Data shown start

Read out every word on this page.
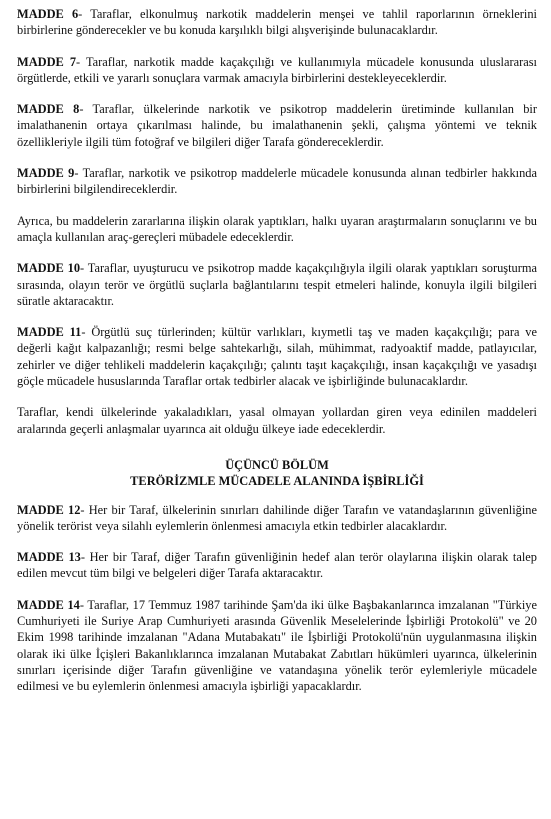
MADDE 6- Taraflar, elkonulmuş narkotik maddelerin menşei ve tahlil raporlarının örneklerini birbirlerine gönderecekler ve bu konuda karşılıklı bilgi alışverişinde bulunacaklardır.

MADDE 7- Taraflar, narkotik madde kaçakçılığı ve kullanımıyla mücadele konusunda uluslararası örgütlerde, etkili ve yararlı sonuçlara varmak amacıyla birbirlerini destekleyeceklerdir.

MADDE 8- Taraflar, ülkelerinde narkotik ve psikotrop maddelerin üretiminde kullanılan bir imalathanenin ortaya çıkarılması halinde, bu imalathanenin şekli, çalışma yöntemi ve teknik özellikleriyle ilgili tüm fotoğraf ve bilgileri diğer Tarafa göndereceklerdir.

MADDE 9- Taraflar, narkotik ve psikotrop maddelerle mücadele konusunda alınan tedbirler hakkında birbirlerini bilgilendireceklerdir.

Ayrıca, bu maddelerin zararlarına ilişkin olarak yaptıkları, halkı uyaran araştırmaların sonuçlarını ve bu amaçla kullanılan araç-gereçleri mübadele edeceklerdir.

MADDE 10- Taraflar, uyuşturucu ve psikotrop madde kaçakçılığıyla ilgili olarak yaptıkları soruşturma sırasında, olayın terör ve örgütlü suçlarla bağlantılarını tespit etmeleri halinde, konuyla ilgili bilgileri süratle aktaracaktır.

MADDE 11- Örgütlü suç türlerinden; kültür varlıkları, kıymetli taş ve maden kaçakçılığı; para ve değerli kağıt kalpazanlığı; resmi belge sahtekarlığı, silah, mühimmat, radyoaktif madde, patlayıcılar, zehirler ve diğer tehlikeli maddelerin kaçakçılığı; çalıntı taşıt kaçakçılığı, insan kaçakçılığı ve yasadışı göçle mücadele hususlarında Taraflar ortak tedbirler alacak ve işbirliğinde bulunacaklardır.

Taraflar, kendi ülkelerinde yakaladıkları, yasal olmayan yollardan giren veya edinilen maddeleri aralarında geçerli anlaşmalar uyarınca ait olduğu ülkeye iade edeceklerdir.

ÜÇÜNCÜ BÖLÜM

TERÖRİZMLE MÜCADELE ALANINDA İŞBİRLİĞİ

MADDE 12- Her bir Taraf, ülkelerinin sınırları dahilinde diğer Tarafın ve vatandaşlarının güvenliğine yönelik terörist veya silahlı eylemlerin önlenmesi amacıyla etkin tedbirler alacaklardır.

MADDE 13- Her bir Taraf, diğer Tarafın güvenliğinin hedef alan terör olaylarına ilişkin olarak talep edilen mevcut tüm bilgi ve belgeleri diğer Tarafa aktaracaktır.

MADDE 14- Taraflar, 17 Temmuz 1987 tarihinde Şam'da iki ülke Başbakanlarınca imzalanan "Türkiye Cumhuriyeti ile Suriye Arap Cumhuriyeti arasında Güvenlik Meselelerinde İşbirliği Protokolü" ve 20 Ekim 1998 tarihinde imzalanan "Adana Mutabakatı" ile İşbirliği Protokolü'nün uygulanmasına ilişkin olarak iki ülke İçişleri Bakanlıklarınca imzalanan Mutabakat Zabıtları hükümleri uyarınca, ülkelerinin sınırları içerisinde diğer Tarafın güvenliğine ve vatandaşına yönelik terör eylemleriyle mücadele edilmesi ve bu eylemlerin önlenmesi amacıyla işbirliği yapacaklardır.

Data shown end
Data shown start

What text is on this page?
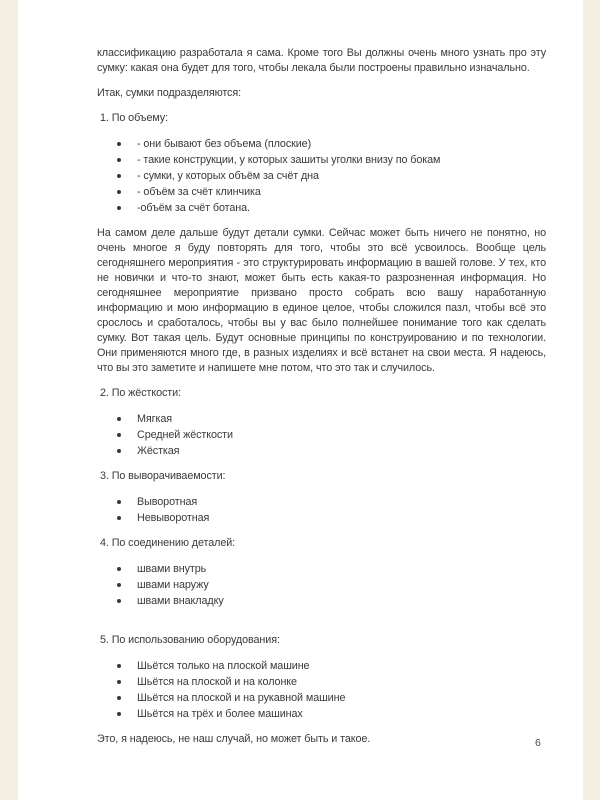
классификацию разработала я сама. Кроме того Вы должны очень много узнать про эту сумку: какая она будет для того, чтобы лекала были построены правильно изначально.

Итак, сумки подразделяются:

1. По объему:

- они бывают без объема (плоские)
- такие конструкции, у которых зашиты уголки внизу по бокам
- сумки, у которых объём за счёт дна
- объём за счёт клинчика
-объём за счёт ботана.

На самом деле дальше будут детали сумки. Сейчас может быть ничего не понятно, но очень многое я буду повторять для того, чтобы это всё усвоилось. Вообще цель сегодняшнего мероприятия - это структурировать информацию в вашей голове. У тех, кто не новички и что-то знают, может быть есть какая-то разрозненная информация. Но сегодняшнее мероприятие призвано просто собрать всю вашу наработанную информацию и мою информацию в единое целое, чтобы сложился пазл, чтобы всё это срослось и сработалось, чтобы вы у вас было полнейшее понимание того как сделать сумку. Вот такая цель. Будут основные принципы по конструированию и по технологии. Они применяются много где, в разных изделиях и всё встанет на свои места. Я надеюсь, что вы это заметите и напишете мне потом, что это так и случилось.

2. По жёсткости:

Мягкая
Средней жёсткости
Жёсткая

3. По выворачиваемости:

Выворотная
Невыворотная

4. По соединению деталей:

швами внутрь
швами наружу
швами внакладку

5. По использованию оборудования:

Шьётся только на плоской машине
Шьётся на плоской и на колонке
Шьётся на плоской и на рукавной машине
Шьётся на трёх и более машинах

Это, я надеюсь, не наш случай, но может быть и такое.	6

Data shown end

> **Problem statement**:
A single figure is required: the number of lines above in which the word "konusunda" occurs.

> **Solution for this task**:
2